Listed records:
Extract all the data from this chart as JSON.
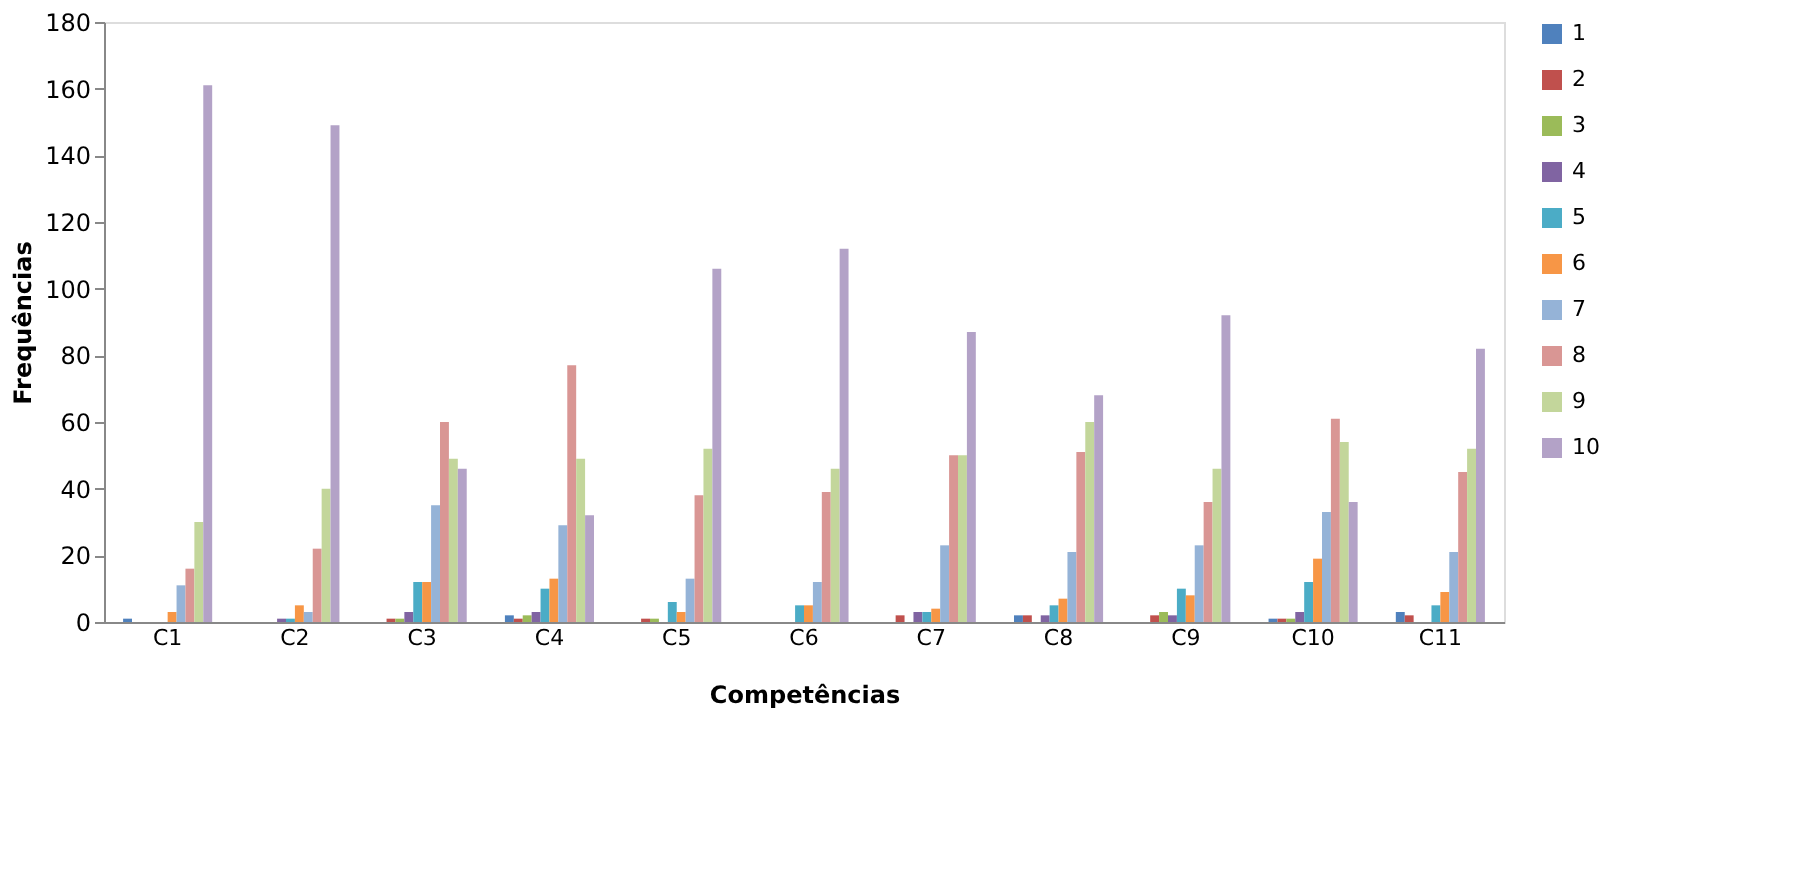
{
  "chart_data": {
    "type": "bar",
    "xlabel": "Competências",
    "ylabel": "Frequências",
    "categories": [
      "C1",
      "C2",
      "C3",
      "C4",
      "C5",
      "C6",
      "C7",
      "C8",
      "C9",
      "C10",
      "C11"
    ],
    "series": [
      {
        "name": "1",
        "color": "#4f81bd",
        "values": [
          1,
          0,
          0,
          2,
          0,
          0,
          0,
          2,
          0,
          1,
          3
        ]
      },
      {
        "name": "2",
        "color": "#c0504d",
        "values": [
          0,
          0,
          1,
          1,
          1,
          0,
          2,
          2,
          2,
          1,
          2
        ]
      },
      {
        "name": "3",
        "color": "#9bbb59",
        "values": [
          0,
          0,
          1,
          2,
          1,
          0,
          0,
          0,
          3,
          1,
          0
        ]
      },
      {
        "name": "4",
        "color": "#8064a2",
        "values": [
          0,
          1,
          3,
          3,
          0,
          0,
          3,
          2,
          2,
          3,
          0
        ]
      },
      {
        "name": "5",
        "color": "#4bacc6",
        "values": [
          0,
          1,
          12,
          10,
          6,
          5,
          3,
          5,
          10,
          12,
          5
        ]
      },
      {
        "name": "6",
        "color": "#f79646",
        "values": [
          3,
          5,
          12,
          13,
          3,
          5,
          4,
          7,
          8,
          19,
          9
        ]
      },
      {
        "name": "7",
        "color": "#95b3d7",
        "values": [
          11,
          3,
          35,
          29,
          13,
          12,
          23,
          21,
          23,
          33,
          21
        ]
      },
      {
        "name": "8",
        "color": "#d99694",
        "values": [
          16,
          22,
          60,
          77,
          38,
          39,
          50,
          51,
          36,
          61,
          45
        ]
      },
      {
        "name": "9",
        "color": "#c3d69b",
        "values": [
          30,
          40,
          49,
          49,
          52,
          46,
          50,
          60,
          46,
          54,
          52
        ]
      },
      {
        "name": "10",
        "color": "#b3a2c7",
        "values": [
          161,
          149,
          46,
          32,
          106,
          112,
          87,
          68,
          92,
          36,
          82
        ]
      }
    ],
    "ylim": [
      0,
      180
    ],
    "yticks": [
      0,
      20,
      40,
      60,
      80,
      100,
      120,
      140,
      160,
      180
    ],
    "grid": false,
    "legend": "right"
  }
}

Written task:
The word "color" may appear on some lines. Report how many lines hold it, giving the number alone.

Answer for this exercise:
10